## AIM OF THE TASK
Every entry below should be transcribed exactly; pictures stay out of the copy.

## GIVEN DATA
^^^^^^^^^^^^^^^^

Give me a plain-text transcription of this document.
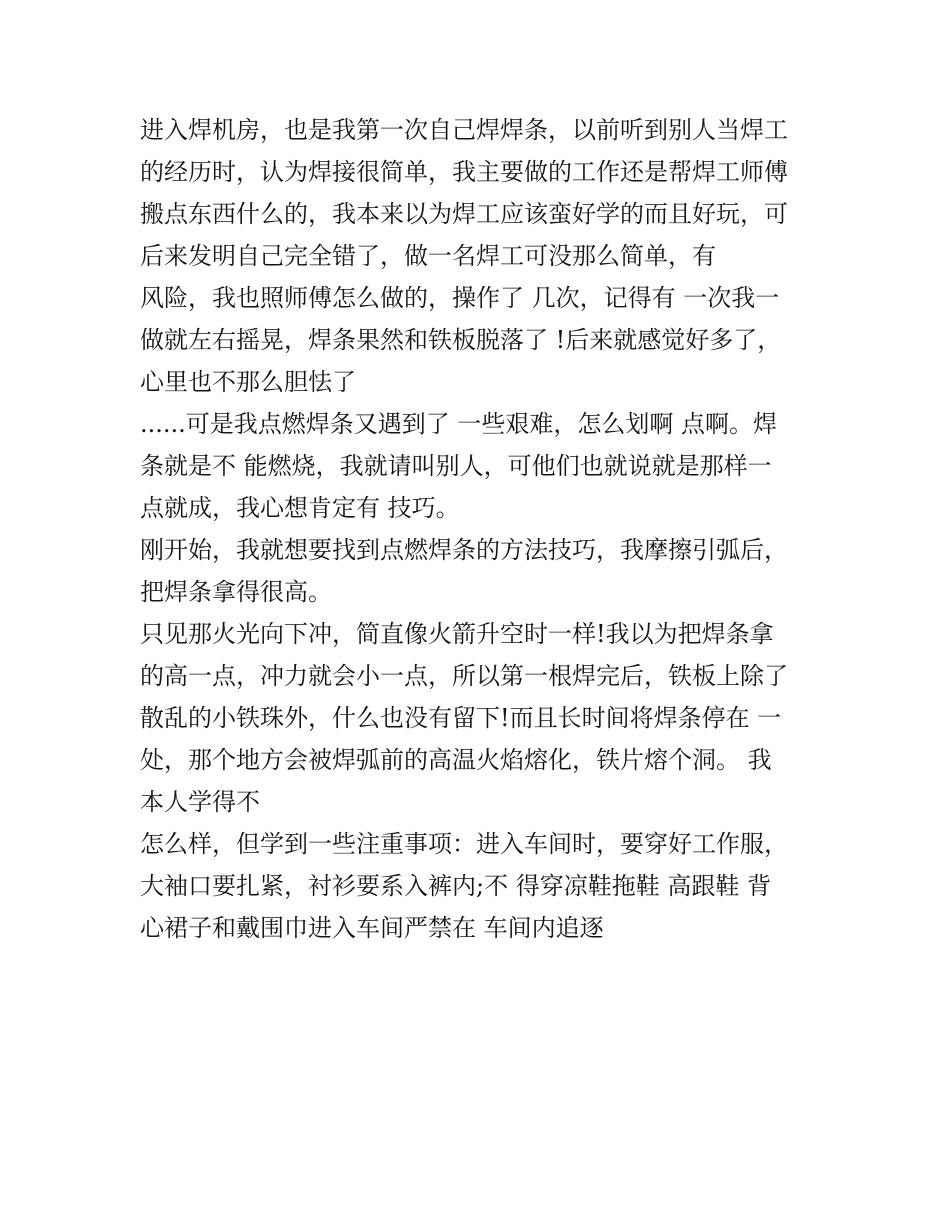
进入焊机房，也是我第一次自己焊焊条，以前听到别人当焊工
的经历时，认为焊接很简单，我主要做的工作还是帮焊工师傅
搬点东西什么的，我本来以为焊工应该蛮好学的而且好玩，可
后来发明自己完全错了，做一名焊工可没那么简单，有
风险，我也照师傅怎么做的，操作了 几次，记得有 一次我一
做就左右摇晃，焊条果然和铁板脱落了 !后来就感觉好多了，
心里也不那么胆怯了
......可是我点燃焊条又遇到了 一些艰难，怎么划啊 点啊。焊
条就是不 能燃烧，我就请叫别人，可他们也就说就是那样一
点就成，我心想肯定有 技巧。
刚开始，我就想要找到点燃焊条的方法技巧，我摩擦引弧后，
把焊条拿得很高。
只见那火光向下冲，简直像火箭升空时一样!我以为把焊条拿
的高一点，冲力就会小一点，所以第一根焊完后，铁板上除了
散乱的小铁珠外，什么也没有留下!而且长时间将焊条停在 一
处，那个地方会被焊弧前的高温火焰熔化，铁片熔个洞。 我
本人学得不
怎么样，但学到一些注重事项：进入车间时，要穿好工作服，
大袖口要扎紧，衬衫要系入裤内;不 得穿凉鞋拖鞋 高跟鞋 背
心裙子和戴围巾进入车间严禁在 车间内追逐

^^^^^^^^^^^^^^^^

## THE REPLY
Give me a plain-text transcription of this document.
进入焊机房，也是我第一次自己焊焊条，以前听到别人当焊工
的经历时，认为焊接很简单，我主要做的工作还是帮焊工师傅
搬点东西什么的，我本来以为焊工应该蛮好学的而且好玩，可
后来发明自己完全错了，做一名焊工可没那么简单，有
风险，我也照师傅怎么做的，操作了 几次，记得有 一次我一
做就左右摇晃，焊条果然和铁板脱落了 !后来就感觉好多了，
心里也不那么胆怯了
......可是我点燃焊条又遇到了 一些艰难，怎么划啊 点啊。焊
条就是不 能燃烧，我就请叫别人，可他们也就说就是那样一
点就成，我心想肯定有 技巧。
刚开始，我就想要找到点燃焊条的方法技巧，我摩擦引弧后，
把焊条拿得很高。
只见那火光向下冲，简直像火箭升空时一样!我以为把焊条拿
的高一点，冲力就会小一点，所以第一根焊完后，铁板上除了
散乱的小铁珠外，什么也没有留下!而且长时间将焊条停在 一
处，那个地方会被焊弧前的高温火焰熔化，铁片熔个洞。 我
本人学得不
怎么样，但学到一些注重事项：进入车间时，要穿好工作服，
大袖口要扎紧，衬衫要系入裤内;不 得穿凉鞋拖鞋 高跟鞋 背
心裙子和戴围巾进入车间严禁在 车间内追逐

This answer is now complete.